__INPUT MATERIAL__.
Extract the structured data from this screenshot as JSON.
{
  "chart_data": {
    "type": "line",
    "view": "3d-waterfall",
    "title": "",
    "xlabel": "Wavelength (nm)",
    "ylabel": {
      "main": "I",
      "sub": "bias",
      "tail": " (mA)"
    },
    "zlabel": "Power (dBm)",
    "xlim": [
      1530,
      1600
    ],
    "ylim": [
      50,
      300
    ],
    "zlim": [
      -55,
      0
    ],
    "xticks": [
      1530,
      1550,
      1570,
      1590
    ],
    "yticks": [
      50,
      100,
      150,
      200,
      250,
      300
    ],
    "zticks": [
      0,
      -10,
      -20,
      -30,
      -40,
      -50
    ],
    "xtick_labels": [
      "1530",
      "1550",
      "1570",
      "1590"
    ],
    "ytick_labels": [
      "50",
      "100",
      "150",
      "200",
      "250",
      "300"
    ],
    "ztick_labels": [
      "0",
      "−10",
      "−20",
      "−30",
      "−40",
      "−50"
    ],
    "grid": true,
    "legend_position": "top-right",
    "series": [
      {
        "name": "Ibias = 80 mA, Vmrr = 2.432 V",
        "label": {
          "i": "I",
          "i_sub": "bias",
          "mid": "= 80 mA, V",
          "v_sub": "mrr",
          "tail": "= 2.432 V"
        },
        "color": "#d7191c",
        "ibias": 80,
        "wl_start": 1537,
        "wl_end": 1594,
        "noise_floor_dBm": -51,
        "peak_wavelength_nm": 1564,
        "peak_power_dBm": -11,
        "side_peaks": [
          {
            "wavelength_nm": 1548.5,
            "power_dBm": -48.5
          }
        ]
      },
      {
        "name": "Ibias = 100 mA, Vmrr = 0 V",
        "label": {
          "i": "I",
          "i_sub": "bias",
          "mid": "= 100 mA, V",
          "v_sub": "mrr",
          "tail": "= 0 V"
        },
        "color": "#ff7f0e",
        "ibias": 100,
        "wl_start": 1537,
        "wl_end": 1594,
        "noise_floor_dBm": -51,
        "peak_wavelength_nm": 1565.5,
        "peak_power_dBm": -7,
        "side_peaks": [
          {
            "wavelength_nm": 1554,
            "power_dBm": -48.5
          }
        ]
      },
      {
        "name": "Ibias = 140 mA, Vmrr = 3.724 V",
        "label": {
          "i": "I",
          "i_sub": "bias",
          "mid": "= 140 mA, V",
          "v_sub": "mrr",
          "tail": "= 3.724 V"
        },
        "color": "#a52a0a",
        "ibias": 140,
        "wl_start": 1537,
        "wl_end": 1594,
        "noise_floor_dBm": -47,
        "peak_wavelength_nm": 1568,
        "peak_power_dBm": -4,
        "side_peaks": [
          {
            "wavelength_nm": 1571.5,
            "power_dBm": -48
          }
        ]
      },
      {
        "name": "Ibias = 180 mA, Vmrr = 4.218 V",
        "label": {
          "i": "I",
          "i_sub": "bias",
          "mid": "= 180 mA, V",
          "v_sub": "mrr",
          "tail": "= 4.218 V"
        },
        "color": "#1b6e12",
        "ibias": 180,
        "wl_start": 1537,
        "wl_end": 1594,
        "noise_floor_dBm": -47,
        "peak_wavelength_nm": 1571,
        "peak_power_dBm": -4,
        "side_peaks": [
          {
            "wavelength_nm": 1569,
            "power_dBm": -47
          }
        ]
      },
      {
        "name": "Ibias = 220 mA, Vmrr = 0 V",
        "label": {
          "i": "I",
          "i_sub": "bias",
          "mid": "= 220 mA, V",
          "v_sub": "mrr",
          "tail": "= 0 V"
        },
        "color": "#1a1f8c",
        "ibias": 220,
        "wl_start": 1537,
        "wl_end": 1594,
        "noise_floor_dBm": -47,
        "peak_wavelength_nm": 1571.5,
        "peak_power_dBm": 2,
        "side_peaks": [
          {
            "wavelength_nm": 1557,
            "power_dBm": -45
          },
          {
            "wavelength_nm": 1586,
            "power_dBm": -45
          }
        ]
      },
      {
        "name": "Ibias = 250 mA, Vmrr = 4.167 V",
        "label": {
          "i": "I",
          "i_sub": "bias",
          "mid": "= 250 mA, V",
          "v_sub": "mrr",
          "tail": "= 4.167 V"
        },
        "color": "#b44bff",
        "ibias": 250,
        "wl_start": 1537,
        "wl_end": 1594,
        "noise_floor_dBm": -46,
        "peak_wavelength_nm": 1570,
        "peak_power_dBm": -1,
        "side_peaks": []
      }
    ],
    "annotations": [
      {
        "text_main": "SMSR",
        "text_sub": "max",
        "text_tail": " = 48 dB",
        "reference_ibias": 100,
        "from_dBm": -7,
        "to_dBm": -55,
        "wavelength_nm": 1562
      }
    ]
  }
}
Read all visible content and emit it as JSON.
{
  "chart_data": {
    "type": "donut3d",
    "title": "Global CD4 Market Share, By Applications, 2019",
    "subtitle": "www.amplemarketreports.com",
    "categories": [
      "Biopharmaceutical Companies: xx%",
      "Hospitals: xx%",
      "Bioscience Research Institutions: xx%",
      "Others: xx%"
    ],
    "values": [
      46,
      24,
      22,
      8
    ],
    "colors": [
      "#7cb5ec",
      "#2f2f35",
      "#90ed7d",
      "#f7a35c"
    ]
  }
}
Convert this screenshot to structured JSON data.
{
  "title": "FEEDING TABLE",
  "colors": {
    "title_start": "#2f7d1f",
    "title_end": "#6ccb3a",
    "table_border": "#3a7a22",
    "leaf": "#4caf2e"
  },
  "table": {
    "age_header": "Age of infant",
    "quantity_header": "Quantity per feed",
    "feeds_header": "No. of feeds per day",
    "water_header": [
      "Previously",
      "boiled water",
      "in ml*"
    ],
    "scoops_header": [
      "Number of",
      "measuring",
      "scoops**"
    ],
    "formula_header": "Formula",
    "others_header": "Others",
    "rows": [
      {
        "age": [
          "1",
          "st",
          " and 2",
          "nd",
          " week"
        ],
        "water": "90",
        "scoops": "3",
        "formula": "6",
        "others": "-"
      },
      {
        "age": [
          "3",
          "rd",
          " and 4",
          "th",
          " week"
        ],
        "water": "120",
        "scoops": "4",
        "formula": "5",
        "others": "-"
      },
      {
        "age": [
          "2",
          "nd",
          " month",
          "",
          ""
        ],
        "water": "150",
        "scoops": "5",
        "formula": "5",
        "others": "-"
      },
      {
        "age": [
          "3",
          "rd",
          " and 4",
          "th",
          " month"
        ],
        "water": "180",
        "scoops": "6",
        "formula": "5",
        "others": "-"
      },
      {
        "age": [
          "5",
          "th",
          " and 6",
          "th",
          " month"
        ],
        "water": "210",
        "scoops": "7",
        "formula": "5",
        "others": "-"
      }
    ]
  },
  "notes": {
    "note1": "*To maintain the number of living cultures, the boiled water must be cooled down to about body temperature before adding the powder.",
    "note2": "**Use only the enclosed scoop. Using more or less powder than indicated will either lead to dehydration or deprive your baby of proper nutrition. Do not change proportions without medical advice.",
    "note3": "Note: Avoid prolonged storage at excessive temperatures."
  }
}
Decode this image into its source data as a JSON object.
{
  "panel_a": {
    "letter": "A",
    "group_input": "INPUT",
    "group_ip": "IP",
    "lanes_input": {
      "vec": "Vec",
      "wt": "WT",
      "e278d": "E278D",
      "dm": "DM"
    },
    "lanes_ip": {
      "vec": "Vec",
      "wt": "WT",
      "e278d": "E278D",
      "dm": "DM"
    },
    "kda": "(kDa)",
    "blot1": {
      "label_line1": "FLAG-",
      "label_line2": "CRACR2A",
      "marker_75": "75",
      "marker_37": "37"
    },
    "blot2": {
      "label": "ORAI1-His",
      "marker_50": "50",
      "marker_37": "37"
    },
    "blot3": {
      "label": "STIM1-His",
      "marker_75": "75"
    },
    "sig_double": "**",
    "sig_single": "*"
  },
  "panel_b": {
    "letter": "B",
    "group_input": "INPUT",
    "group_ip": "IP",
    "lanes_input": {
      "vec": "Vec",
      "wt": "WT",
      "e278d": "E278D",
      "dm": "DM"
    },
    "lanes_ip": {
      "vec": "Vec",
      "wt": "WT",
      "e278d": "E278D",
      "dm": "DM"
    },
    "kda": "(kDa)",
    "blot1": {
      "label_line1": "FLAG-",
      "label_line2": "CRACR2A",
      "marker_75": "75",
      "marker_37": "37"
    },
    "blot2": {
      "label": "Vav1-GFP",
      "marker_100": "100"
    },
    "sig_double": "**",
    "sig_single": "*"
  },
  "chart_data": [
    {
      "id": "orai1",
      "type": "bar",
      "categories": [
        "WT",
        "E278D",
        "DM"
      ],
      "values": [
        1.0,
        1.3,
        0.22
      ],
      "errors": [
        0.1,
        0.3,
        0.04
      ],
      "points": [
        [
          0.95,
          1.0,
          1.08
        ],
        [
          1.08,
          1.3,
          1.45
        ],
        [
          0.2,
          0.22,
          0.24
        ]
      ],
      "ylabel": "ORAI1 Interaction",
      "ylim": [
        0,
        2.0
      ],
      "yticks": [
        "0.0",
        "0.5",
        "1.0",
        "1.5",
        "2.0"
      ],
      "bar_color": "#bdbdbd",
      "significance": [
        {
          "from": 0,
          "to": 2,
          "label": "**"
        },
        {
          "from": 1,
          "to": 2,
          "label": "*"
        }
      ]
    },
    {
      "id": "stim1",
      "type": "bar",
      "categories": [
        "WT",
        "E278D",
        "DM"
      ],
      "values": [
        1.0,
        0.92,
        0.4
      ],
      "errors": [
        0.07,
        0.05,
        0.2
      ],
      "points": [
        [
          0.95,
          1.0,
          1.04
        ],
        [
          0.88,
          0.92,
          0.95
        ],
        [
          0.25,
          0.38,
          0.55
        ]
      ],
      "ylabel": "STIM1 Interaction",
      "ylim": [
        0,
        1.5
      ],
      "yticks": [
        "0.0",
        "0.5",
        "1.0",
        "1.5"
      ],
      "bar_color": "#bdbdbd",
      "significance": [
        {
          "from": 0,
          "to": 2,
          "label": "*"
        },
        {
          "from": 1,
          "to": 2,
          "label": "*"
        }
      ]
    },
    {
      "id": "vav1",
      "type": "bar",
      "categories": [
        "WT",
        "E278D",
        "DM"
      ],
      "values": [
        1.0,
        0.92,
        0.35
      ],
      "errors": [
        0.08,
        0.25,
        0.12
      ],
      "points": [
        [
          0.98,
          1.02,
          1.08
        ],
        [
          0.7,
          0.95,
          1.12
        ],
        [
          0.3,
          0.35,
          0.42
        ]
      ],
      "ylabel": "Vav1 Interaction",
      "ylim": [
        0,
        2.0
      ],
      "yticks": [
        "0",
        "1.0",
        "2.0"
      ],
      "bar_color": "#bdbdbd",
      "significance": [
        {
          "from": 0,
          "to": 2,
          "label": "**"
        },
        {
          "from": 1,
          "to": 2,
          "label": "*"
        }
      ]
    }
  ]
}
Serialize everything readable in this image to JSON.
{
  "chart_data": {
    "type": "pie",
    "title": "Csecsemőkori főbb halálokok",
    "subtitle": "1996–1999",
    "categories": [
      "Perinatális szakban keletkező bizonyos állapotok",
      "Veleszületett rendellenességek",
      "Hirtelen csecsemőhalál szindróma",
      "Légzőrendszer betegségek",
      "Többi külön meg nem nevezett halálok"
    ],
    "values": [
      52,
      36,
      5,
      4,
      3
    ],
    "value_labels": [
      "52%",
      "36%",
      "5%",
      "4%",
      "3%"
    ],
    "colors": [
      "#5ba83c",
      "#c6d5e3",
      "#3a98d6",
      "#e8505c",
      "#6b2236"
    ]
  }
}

__GIVEN INSTRUCTION__. Of the lines above, how many contain the string "screenshot"? Only the number is required.

__FULL OUTPUT__. 2